Dataset rows about figures:
- - - - - - -

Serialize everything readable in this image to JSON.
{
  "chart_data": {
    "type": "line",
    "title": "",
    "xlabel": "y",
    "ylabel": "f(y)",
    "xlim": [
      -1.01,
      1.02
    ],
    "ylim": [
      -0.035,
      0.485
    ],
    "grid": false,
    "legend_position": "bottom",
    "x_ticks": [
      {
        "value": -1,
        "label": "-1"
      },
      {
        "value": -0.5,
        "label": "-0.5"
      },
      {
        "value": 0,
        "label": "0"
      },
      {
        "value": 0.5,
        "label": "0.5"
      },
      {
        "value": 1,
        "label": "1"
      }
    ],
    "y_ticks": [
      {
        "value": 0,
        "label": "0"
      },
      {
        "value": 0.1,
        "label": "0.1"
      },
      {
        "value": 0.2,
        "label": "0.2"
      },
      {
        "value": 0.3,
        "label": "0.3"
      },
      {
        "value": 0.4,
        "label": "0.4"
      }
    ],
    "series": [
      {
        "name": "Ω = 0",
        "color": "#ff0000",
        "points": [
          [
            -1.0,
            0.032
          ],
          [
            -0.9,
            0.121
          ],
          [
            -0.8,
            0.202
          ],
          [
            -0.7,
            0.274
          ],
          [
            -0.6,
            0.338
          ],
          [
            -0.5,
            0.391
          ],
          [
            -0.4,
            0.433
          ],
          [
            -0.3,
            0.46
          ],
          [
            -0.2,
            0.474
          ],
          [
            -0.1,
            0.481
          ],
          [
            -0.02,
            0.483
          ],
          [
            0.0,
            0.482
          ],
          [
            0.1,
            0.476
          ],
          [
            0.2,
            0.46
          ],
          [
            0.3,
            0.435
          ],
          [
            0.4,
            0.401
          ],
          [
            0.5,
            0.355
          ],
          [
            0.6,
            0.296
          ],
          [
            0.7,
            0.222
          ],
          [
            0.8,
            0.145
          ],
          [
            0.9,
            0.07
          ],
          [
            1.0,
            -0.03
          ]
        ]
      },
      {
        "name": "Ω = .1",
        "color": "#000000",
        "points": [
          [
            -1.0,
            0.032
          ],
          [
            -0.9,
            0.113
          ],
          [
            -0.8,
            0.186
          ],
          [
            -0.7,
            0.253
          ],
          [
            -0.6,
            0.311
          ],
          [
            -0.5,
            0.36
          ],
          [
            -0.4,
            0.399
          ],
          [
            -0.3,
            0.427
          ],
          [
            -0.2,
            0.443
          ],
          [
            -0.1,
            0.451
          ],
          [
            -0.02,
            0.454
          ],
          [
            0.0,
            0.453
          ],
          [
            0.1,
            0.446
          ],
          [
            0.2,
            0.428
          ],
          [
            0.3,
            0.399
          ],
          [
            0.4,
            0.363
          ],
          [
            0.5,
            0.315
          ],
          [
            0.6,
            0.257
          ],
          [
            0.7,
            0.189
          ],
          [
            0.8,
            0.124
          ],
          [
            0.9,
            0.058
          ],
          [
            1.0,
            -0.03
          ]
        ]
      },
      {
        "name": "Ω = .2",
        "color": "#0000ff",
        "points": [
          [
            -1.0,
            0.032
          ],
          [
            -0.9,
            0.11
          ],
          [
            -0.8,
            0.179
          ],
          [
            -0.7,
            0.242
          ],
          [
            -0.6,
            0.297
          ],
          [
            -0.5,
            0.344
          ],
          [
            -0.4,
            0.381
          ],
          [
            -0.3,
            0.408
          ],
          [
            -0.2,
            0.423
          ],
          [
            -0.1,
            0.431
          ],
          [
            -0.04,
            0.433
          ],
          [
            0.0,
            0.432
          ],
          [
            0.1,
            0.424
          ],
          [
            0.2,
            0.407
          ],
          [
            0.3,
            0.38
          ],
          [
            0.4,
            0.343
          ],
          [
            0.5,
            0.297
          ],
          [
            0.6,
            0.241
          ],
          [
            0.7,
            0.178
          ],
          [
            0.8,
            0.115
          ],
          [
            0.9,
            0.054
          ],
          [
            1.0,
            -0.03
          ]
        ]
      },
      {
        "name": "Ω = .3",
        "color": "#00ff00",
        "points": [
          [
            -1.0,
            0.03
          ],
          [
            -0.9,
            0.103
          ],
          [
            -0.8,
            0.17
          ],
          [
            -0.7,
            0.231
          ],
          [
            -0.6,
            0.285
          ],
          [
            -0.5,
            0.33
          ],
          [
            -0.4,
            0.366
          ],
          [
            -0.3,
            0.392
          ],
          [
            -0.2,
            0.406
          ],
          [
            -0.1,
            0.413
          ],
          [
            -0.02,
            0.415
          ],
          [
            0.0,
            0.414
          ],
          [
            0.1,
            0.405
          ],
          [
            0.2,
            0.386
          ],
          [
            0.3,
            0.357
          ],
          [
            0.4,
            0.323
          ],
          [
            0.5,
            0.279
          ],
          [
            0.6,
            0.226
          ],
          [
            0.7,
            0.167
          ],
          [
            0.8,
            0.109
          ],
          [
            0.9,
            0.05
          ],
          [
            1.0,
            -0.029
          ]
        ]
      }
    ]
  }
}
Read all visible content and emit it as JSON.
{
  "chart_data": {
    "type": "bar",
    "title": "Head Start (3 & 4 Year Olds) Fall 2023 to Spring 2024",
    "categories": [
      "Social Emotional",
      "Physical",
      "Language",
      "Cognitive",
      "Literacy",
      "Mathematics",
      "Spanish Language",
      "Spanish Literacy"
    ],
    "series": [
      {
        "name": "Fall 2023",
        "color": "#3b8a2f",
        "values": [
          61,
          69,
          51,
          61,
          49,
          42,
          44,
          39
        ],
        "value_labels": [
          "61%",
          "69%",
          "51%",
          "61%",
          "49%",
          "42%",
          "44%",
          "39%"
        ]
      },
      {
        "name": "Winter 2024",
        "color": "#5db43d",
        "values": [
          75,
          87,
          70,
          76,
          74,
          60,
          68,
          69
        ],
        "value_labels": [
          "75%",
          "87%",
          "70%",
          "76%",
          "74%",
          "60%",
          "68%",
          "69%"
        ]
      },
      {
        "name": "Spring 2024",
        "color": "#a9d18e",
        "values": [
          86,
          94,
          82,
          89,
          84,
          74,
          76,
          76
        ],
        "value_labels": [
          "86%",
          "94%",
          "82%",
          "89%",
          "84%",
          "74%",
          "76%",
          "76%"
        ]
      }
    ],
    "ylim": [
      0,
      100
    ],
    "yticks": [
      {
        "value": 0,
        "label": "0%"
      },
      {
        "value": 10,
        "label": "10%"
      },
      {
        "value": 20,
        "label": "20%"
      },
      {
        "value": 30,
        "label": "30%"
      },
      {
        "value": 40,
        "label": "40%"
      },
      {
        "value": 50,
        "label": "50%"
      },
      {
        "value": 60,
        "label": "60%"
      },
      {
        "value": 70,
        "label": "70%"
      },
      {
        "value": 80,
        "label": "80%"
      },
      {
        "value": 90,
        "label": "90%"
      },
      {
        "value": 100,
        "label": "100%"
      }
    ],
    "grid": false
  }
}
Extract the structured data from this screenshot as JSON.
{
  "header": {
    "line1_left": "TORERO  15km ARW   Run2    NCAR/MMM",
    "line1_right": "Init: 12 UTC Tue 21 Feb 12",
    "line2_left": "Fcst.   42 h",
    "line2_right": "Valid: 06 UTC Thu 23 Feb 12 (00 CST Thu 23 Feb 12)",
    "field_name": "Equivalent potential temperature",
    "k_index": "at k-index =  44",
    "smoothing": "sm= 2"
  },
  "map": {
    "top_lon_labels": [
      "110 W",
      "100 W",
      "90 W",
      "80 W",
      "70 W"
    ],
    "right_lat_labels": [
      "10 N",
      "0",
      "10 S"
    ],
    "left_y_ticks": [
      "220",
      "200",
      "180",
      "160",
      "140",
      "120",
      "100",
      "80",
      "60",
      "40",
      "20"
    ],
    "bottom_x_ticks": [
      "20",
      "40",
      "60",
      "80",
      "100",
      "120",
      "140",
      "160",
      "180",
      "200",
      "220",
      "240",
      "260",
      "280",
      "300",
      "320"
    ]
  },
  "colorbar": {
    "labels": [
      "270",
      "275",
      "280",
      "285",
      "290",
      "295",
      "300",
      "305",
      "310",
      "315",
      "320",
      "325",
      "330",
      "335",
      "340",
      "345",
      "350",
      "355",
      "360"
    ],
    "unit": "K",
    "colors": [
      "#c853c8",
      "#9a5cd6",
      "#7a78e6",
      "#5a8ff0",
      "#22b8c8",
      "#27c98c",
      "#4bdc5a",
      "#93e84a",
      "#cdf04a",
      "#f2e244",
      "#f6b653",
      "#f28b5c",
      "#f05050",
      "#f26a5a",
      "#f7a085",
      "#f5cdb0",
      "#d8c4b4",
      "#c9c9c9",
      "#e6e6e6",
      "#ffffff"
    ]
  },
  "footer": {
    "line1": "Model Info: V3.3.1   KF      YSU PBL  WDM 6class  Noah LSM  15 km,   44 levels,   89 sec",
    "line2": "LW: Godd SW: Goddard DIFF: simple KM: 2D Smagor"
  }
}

- - - - - - -

WHAT TO DO
Find the word "JSON" in the entries, and copy every line it shows up in.

EXERCISE SOLUTION
Serialize everything readable in this image to JSON.
Read all visible content and emit it as JSON.
Extract the structured data from this screenshot as JSON.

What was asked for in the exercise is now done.